→ **Selected passage**:

[start]

Remember that lfence doesn't allow later instructions to start until earlier instructions have retired. This is probably at least a couple cycles / pipeline-stages later than when their results are ready for bypass-fowarding to other execution units (i.e. the normal latency).

So for small T, it's definitely significant that you add extra latency into the chain by requiring the result to not only be ready, but also written back to the register file.

It probably takes an extra cycle or so for lfence to allow the issue/rename stage to start operating again after detecting retirement of the last instruction before it. The issue/rename process takes multiple stages (cycles), and maybe lfence blocks at the start of this, instead of in the very last step before uops are added into the OoO part of the core.

Even back-to-back lfence itself has 4 cycle throughput on SnB-family, according to Agner Fog's testing. Agner Fog reports 2 fused-domain uops (no unfused), but on Skylake I measure it at 6 fused-domain (still no unfused) if I only have 1 lfence. But with more lfence back-to-back, it's fewer uops! Down to ~2 uops per lfence with many back-to-back, which is how Agner measures.

lfence/dec/jnz (a tight loop with no work) runs at 1 iteration per ~10 cycles on SKL, so that might give us an idea of the real extra latency that lfence adds to the dep chains even without the front-end and RS-full bottlenecks.

Measuring lfence overhead with only one dep chain, OoO exec being irrelevant:

.loop:     ;mfence                  ; mfence here:  ~62.3c (with no lfence)     lfence                   ; lfence here:  ~39.3c     times 10 imul eax,eax    ; with no lfence: 30.0c     ; lfence                 ; lfence here:  ~39.6c     dec   ecx     jnz   .loop 

Without lfence, runs at the expected 30.0c per iter. With lfence, runs at ~39.3c per iter, so lfence effectively added ~9.3c of "extra latency" to the critical path dep chain. (And 6 extra fused-domain uops).

With lfence after the imul chain, right before the loop-branch, it's slightly slower. But not a whole cycle slower, so that would indicate that the front-end is issuing the loop-branch + and imul in a single issue-group after lfence allows execution to resume. That being the case, IDK why it's slower. It's not from branch misses.

Getting the behaviour you were expecting:

Interleave the chains in program order, like @BeeOnRope suggests in comments, doesn't require out-of-order execution to exploit the ILP, so it's pretty trivial:

.loop:     lfence      ; at the top of the loop is the lowest-overhead place.  %rep T     imul   eax,eax     imul   edx,edx %endrep      dec     ecx     jnz    .loop 

You could put pairs of short times 8 imul chains inside a %rep to let OoO exec have an easy time.

[end]

→ **Supplied data**:
[start]

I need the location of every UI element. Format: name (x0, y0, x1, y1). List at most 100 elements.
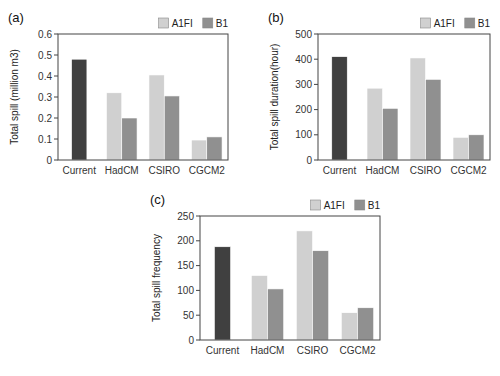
y-tick-label: 400 (295, 54, 312, 65)
bar (426, 79, 441, 160)
legend-swatch (421, 18, 431, 28)
y-tick (54, 97, 58, 98)
legend-swatch (465, 18, 475, 28)
y-tick-label: 0 (188, 335, 194, 346)
y-tick (196, 240, 200, 241)
legend-swatch (159, 18, 169, 28)
panel: 0 50 100 150 200 250 Current HadCM CSIRO CGCM2 Tot… (150, 192, 380, 356)
bar (332, 57, 347, 160)
panel-title: (a) (8, 10, 24, 25)
plot-frame (318, 34, 490, 160)
legend-label: B1 (368, 200, 381, 211)
bar (191, 140, 206, 160)
bar (214, 247, 230, 340)
bar (207, 137, 222, 160)
y-tick (314, 134, 318, 135)
legend-swatch (203, 18, 213, 28)
y-tick-label: 200 (295, 104, 312, 115)
bar (268, 289, 284, 340)
y-tick (196, 340, 200, 341)
legend: A1FI B1 (159, 18, 229, 29)
y-tick-label: 300 (295, 79, 312, 90)
bar (251, 276, 267, 340)
x-tick-label: HadCM (105, 165, 139, 176)
y-tick (314, 160, 318, 161)
bar (149, 75, 164, 160)
y-tick (54, 76, 58, 77)
y-axis-label: Total spill frequency (151, 234, 162, 322)
bars (214, 231, 373, 340)
x-tick-label: CSIRO (297, 345, 329, 356)
bar (72, 59, 87, 160)
bar (453, 137, 468, 160)
y-tick (314, 34, 318, 35)
y-tick-label: 150 (177, 260, 194, 271)
y-tick-label: 50 (183, 310, 195, 321)
x-tick-label: Current (323, 165, 357, 176)
panel-title: (c) (150, 192, 165, 207)
legend-label: A1FI (172, 18, 193, 29)
y-tick (54, 139, 58, 140)
legend: A1FI B1 (311, 200, 381, 211)
y-tick-label: 0.4 (38, 71, 52, 82)
bar (410, 58, 425, 160)
x-tick-label: CSIRO (148, 165, 180, 176)
plot-frame (58, 34, 228, 160)
y-tick (314, 109, 318, 110)
legend-label: A1FI (434, 18, 455, 29)
panel: 0 0.1 0.2 0.3 0.4 0.5 0.6 Current HadCM CSIRO CGCM… (8, 10, 228, 176)
x-tick-label: CSIRO (410, 165, 442, 176)
bar (358, 308, 374, 340)
y-tick-label: 200 (177, 235, 194, 246)
legend-label: A1FI (324, 200, 345, 211)
x-tick-label: Current (63, 165, 97, 176)
bars (332, 57, 484, 160)
legend-label: B1 (216, 18, 229, 29)
x-tick-label: HadCM (251, 345, 285, 356)
panel: 0100200300400500CurrentHadCMCSIROCGCM2To… (268, 10, 490, 176)
bars (72, 59, 222, 160)
y-tick-label: 0.1 (38, 134, 52, 145)
x-tick-label: CGCM2 (450, 165, 487, 176)
y-tick (196, 290, 200, 291)
bar (341, 313, 357, 340)
bar (383, 108, 398, 160)
y-tick-label: 0.5 (38, 50, 52, 61)
y-tick (314, 84, 318, 85)
y-tick (54, 34, 58, 35)
y-tick (54, 160, 58, 161)
y-tick (314, 59, 318, 60)
plot-frame (200, 216, 380, 340)
legend-swatch (311, 200, 321, 210)
bar (164, 96, 179, 160)
legend-swatch (355, 200, 365, 210)
y-tick-label: 250 (177, 211, 194, 222)
x-tick-label: Current (206, 345, 240, 356)
chart-root: 0 0.1 0.2 0.3 0.4 0.5 0.6 Current HadCM CSIRO CGCM… (0, 0, 500, 376)
y-axis-label: Total spill duration(hour) (269, 44, 280, 151)
x-tick-label: CGCM2 (189, 165, 226, 176)
bar (122, 118, 137, 160)
bar (469, 135, 484, 160)
y-tick (54, 118, 58, 119)
bar (313, 251, 329, 340)
y-tick-label: 0 (306, 155, 312, 166)
y-tick-label: 500 (295, 29, 312, 40)
y-tick-label: 100 (177, 285, 194, 296)
legend-label: B1 (478, 18, 491, 29)
y-tick-label: 0.2 (38, 113, 52, 124)
y-tick (196, 216, 200, 217)
legend: A1FI B1 (421, 18, 491, 29)
x-tick-label: CGCM2 (339, 345, 376, 356)
y-tick (196, 315, 200, 316)
bar (367, 88, 382, 160)
panel-title: (b) (268, 10, 284, 25)
y-tick (54, 55, 58, 56)
y-tick-label: 0.6 (38, 29, 52, 40)
y-axis-label: Total spill (million m3) (9, 49, 20, 145)
bar (106, 93, 121, 160)
x-tick-label: HadCM (366, 165, 400, 176)
y-tick-label: 0 (46, 155, 52, 166)
y-tick (196, 265, 200, 266)
y-tick-label: 0.3 (38, 92, 52, 103)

[end]

→ **Directive 1**:
According to the lfence passage, what throughput does back-to-back lfence have on SnB-family in Agner Fog's testing?
→ **Directive 2**:
Duplicate the stretch of the lfence passage that opens with the words "With lfence after" and closes with "from branch misses.".
→ **Directive 3**:
Write the next part of the lfence passage, picking up after its final sentence.

→ **Result 1**:
Back-to-back lfence has a throughput of 4 cycles on SnB-family.

→ **Result 2**:
With lfence after the imul chain, right before the loop-branch, it's slightly slower. But not a whole cycle slower, so that would indicate that the front-end is issuing the loop-branch + and imul in a single issue-group after lfence allows execution to resume. That being the case, IDK why it's slower. It's not from branch misses.

→ **Result 3**:
Footnote 1: How the front-end / RS / ROB interact

My mental model is that the issue/rename/allocate stages in the front-end add new uops to both the RS and the ROB at the same time.

Uops leave the RS after executing, but stay in the ROB until in-order retirement. The ROB can be large because it's never scanned out-of-order to find the first-ready uop, only scanned in-order to check if the oldest uop(s) have finished executing and thus are ready to retire.

(I assume the ROB is physically a circular buffer with start/end indices, not a queue which actually copies uops to the right every cycle. But just think of it as a queue / list with a fixed max size, where the front-end adds uops at the front, and the retirement logic retires/commits uops from the end as long as they're fully executed, up to some per-cycle retirement limit which is not usually a bottleneck, although Skylake did increase it to 8 per clock for better Hyperthreading, I think.)

Uops like nop, xor eax,eax, or lfence, which are handled in the front-end (don't need any execution units on any ports) are added only to the ROB, in an already-executed state. (A ROB entry presumably has a bit that marks it as ready to retire vs. still waiting for execution to complete. This is the state I'm talking about. For uops that did need an execution port, I assume the ROB bit is set via a completion port from the execution unit.)

Uops stay in the ROB from issue to retirement.

Uops stay in the RS from issue to dispatch.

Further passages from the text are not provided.